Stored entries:
━━━━━━━━━━━━━━━━━━━━━━━━━━━━━━

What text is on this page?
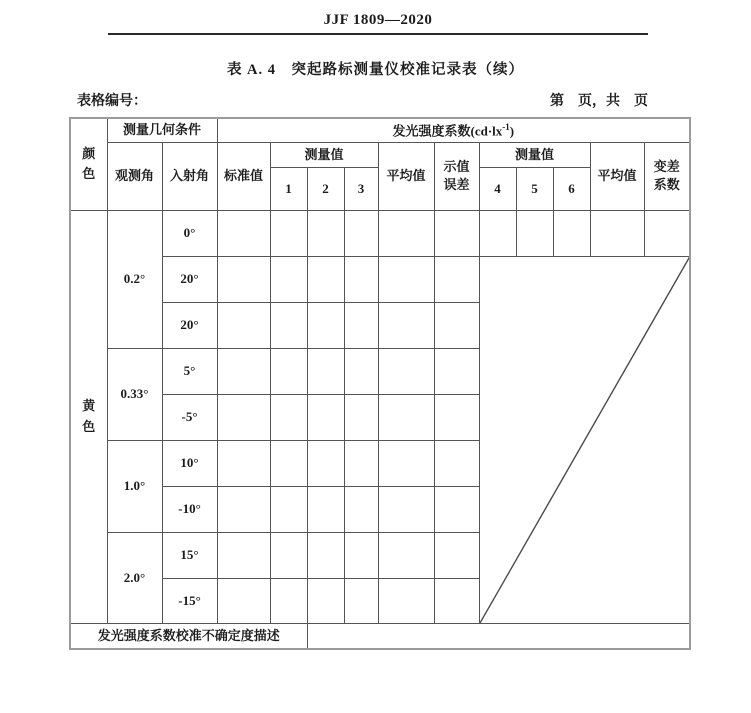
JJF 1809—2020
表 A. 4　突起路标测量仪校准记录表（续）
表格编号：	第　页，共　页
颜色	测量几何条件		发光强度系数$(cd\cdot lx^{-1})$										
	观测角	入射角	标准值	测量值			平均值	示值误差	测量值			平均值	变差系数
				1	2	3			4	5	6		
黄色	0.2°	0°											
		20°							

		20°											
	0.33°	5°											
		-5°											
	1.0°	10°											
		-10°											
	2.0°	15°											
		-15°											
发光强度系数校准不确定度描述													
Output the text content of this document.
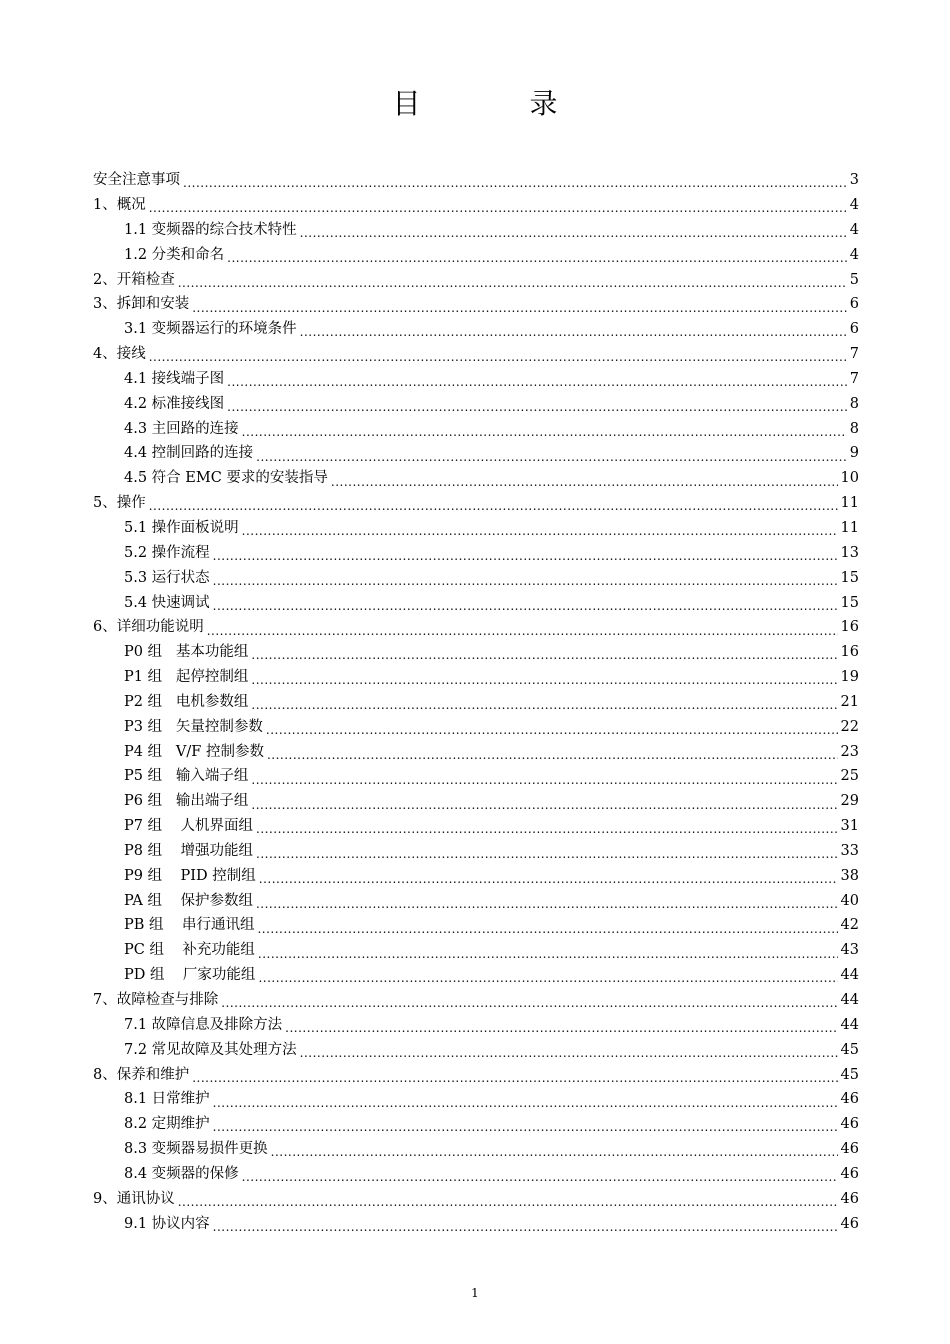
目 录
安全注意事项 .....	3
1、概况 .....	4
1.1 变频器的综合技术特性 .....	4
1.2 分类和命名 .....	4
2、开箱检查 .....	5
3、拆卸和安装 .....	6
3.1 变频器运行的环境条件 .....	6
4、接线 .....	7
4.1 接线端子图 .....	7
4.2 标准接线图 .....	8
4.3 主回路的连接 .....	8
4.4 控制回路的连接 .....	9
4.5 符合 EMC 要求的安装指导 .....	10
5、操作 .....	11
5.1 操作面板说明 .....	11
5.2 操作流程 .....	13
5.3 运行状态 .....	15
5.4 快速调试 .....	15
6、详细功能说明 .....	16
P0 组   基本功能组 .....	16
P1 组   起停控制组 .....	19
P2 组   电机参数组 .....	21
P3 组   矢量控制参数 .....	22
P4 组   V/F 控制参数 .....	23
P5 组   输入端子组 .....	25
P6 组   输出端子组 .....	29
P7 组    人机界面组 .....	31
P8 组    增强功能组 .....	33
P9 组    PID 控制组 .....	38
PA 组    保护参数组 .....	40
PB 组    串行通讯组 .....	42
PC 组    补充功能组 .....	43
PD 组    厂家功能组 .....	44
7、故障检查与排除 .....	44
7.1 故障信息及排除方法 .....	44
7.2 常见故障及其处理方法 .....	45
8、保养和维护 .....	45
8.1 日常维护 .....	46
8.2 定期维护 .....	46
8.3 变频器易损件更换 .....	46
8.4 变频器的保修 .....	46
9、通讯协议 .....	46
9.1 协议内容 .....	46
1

━━━━━━━━━━━━━━━━━━━━━━━━━━━━━━

STATED TASK →
Quote the entries in full. Any image among them is to be omitted from the copy.

OUTPUT BELOW →
What text is on this page?
JJF 1809—2020
表 A. 4　突起路标测量仪校准记录表（续）
表格编号：	第　页，共　页
颜色	测量几何条件		发光强度系数$(cd\cdot lx^{-1})$										
	观测角	入射角	标准值	测量值			平均值	示值误差	测量值			平均值	变差系数
				1	2	3			4	5	6		
黄色	0.2°	0°											
		20°							

		20°											
	0.33°	5°											
		-5°											
	1.0°	10°											
		-10°											
	2.0°	15°											
		-15°											
发光强度系数校准不确定度描述													
Output the text content of this document.
目 录
安全注意事项 .....	3
1、概况 .....	4
1.1 变频器的综合技术特性 .....	4
1.2 分类和命名 .....	4
2、开箱检查 .....	5
3、拆卸和安装 .....	6
3.1 变频器运行的环境条件 .....	6
4、接线 .....	7
4.1 接线端子图 .....	7
4.2 标准接线图 .....	8
4.3 主回路的连接 .....	8
4.4 控制回路的连接 .....	9
4.5 符合 EMC 要求的安装指导 .....	10
5、操作 .....	11
5.1 操作面板说明 .....	11
5.2 操作流程 .....	13
5.3 运行状态 .....	15
5.4 快速调试 .....	15
6、详细功能说明 .....	16
P0 组   基本功能组 .....	16
P1 组   起停控制组 .....	19
P2 组   电机参数组 .....	21
P3 组   矢量控制参数 .....	22
P4 组   V/F 控制参数 .....	23
P5 组   输入端子组 .....	25
P6 组   输出端子组 .....	29
P7 组    人机界面组 .....	31
P8 组    增强功能组 .....	33
P9 组    PID 控制组 .....	38
PA 组    保护参数组 .....	40
PB 组    串行通讯组 .....	42
PC 组    补充功能组 .....	43
PD 组    厂家功能组 .....	44
7、故障检查与排除 .....	44
7.1 故障信息及排除方法 .....	44
7.2 常见故障及其处理方法 .....	45
8、保养和维护 .....	45
8.1 日常维护 .....	46
8.2 定期维护 .....	46
8.3 变频器易损件更换 .....	46
8.4 变频器的保修 .....	46
9、通讯协议 .....	46
9.1 协议内容 .....	46
1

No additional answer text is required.